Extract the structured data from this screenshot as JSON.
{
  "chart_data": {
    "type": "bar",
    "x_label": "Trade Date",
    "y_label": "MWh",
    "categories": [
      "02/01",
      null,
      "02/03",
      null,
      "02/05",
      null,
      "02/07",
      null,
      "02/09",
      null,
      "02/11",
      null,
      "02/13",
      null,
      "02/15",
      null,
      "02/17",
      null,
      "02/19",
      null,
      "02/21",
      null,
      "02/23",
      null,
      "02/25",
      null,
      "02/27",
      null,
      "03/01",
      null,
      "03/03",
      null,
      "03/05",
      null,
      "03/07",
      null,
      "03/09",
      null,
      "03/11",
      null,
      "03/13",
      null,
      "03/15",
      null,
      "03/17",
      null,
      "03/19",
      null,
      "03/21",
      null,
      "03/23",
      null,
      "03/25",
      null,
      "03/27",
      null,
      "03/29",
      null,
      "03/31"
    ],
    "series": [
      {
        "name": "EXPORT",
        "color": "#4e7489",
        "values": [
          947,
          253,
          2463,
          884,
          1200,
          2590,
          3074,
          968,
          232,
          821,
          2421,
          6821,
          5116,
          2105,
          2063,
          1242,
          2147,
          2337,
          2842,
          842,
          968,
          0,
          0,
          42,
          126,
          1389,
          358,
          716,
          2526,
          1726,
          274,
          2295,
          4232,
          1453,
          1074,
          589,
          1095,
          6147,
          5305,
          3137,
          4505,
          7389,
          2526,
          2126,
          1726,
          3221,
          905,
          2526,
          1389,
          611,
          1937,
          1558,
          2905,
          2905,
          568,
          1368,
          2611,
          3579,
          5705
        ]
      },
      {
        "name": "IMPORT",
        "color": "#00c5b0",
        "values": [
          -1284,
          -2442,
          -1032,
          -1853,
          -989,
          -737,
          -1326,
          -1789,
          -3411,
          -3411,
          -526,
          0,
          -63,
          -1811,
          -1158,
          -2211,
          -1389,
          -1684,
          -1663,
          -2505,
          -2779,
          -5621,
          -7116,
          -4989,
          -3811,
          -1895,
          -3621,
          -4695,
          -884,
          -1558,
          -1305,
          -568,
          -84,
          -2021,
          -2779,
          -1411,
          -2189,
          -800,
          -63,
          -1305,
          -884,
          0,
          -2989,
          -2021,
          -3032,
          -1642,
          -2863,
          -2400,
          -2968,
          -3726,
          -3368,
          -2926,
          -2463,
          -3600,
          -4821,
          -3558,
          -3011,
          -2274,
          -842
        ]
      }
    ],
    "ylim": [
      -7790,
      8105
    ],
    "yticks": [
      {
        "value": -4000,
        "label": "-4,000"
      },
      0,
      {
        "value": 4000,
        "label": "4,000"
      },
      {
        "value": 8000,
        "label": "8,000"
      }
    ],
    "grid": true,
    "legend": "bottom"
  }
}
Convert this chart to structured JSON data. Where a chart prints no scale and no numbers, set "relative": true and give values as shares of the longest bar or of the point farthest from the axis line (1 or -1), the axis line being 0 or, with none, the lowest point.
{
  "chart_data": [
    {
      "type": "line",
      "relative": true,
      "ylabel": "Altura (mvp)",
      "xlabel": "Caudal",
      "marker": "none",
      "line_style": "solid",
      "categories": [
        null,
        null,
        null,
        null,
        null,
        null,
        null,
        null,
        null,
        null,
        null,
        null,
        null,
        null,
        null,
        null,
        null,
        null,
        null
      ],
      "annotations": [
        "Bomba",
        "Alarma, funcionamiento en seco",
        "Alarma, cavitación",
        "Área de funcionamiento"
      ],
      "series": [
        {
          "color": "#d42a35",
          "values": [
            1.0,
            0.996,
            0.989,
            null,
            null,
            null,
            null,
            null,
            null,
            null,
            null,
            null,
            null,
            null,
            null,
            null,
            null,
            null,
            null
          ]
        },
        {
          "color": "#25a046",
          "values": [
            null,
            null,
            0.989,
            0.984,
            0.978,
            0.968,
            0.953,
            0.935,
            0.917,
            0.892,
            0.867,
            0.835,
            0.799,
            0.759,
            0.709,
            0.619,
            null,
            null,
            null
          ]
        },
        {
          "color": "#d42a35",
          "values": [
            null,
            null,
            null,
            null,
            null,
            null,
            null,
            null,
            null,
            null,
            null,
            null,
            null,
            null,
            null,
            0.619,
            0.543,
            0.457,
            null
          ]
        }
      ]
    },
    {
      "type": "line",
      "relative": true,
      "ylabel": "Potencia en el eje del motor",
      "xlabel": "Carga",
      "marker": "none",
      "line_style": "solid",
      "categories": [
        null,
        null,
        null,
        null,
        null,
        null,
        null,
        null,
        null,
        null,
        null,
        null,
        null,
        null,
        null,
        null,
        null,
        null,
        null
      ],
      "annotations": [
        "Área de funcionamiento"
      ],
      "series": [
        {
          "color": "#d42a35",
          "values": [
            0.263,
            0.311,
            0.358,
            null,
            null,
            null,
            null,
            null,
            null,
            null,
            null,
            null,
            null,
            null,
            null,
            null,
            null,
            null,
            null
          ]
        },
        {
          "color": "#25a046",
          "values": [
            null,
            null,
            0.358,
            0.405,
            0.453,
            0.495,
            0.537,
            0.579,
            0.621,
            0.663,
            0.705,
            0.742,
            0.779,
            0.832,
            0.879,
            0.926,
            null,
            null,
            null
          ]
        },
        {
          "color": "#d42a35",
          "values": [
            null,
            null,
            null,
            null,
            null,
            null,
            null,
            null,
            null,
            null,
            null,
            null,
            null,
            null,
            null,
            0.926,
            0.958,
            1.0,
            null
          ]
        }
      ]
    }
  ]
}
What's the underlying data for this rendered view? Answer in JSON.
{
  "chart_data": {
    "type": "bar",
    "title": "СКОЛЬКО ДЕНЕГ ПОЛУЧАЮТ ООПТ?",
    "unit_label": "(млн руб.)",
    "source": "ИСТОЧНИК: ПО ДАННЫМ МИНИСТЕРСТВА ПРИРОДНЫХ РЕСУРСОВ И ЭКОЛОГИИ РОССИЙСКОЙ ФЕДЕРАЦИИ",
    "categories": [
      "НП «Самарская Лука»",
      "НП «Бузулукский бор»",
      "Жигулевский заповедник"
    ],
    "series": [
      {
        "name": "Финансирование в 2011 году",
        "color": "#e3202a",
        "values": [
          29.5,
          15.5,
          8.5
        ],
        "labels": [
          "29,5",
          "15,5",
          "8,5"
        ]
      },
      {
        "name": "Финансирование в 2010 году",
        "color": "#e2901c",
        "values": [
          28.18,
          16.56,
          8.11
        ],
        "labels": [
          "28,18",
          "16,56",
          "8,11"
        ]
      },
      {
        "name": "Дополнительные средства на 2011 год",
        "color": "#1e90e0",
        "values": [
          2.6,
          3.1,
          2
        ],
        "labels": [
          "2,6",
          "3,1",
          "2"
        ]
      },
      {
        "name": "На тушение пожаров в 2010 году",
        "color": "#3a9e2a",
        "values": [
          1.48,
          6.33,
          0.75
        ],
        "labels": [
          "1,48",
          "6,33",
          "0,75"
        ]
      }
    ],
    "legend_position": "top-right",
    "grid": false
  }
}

==========

→ AIM
Across the entries above, how many lines contain "JSON"? Provide only the count.

→ RESULT FOR THIS TASK
3